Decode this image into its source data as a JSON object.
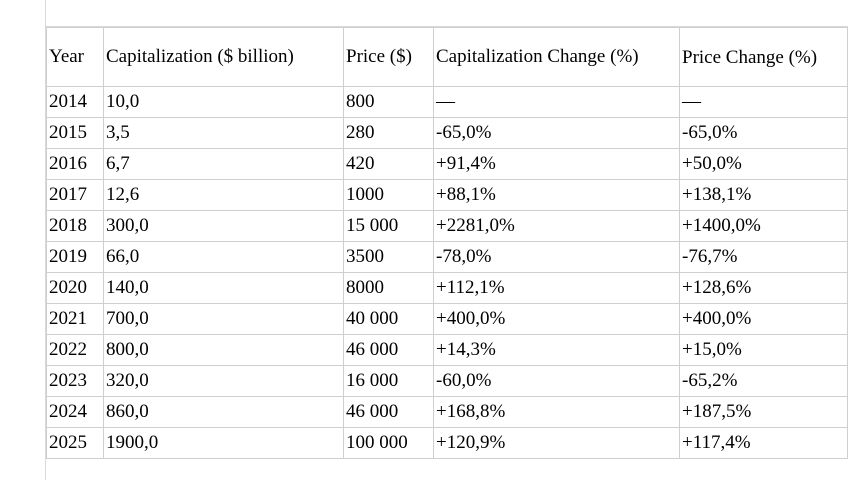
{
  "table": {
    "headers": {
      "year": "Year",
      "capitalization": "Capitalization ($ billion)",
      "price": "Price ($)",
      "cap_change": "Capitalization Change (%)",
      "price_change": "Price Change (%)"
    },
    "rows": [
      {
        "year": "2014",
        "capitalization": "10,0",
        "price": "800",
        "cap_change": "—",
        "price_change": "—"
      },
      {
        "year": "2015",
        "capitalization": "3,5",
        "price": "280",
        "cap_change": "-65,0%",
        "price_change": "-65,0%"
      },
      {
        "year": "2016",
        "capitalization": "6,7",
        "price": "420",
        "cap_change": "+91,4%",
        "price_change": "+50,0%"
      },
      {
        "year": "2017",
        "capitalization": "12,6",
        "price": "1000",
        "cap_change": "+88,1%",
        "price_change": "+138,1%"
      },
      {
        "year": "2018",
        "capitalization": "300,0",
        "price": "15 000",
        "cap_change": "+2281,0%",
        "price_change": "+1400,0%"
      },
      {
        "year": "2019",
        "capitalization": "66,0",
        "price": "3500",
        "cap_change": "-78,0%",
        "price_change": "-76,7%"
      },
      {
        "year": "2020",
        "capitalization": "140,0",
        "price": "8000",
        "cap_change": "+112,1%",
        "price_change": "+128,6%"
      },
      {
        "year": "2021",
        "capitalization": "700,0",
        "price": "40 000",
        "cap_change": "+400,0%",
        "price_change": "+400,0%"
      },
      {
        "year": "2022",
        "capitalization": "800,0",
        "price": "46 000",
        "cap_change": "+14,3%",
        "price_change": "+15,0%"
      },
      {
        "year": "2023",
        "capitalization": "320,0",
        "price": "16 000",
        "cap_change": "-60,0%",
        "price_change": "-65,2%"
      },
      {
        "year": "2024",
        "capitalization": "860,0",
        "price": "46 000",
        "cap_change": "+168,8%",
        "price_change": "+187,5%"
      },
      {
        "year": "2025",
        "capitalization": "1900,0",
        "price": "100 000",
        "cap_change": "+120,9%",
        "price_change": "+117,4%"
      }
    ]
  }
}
________________________________________
▶ [Aim of the exercise]:
Images must not appear in the copy; reproduce everything else in the records verbatim.

▶ [Answer]:
Decode this image into its source data as a JSON object.
{
  "table": {
    "headers": {
      "year": "Year",
      "capitalization": "Capitalization ($ billion)",
      "price": "Price ($)",
      "cap_change": "Capitalization Change (%)",
      "price_change": "Price Change (%)"
    },
    "rows": [
      {
        "year": "2014",
        "capitalization": "10,0",
        "price": "800",
        "cap_change": "—",
        "price_change": "—"
      },
      {
        "year": "2015",
        "capitalization": "3,5",
        "price": "280",
        "cap_change": "-65,0%",
        "price_change": "-65,0%"
      },
      {
        "year": "2016",
        "capitalization": "6,7",
        "price": "420",
        "cap_change": "+91,4%",
        "price_change": "+50,0%"
      },
      {
        "year": "2017",
        "capitalization": "12,6",
        "price": "1000",
        "cap_change": "+88,1%",
        "price_change": "+138,1%"
      },
      {
        "year": "2018",
        "capitalization": "300,0",
        "price": "15 000",
        "cap_change": "+2281,0%",
        "price_change": "+1400,0%"
      },
      {
        "year": "2019",
        "capitalization": "66,0",
        "price": "3500",
        "cap_change": "-78,0%",
        "price_change": "-76,7%"
      },
      {
        "year": "2020",
        "capitalization": "140,0",
        "price": "8000",
        "cap_change": "+112,1%",
        "price_change": "+128,6%"
      },
      {
        "year": "2021",
        "capitalization": "700,0",
        "price": "40 000",
        "cap_change": "+400,0%",
        "price_change": "+400,0%"
      },
      {
        "year": "2022",
        "capitalization": "800,0",
        "price": "46 000",
        "cap_change": "+14,3%",
        "price_change": "+15,0%"
      },
      {
        "year": "2023",
        "capitalization": "320,0",
        "price": "16 000",
        "cap_change": "-60,0%",
        "price_change": "-65,2%"
      },
      {
        "year": "2024",
        "capitalization": "860,0",
        "price": "46 000",
        "cap_change": "+168,8%",
        "price_change": "+187,5%"
      },
      {
        "year": "2025",
        "capitalization": "1900,0",
        "price": "100 000",
        "cap_change": "+120,9%",
        "price_change": "+117,4%"
      }
    ]
  }
}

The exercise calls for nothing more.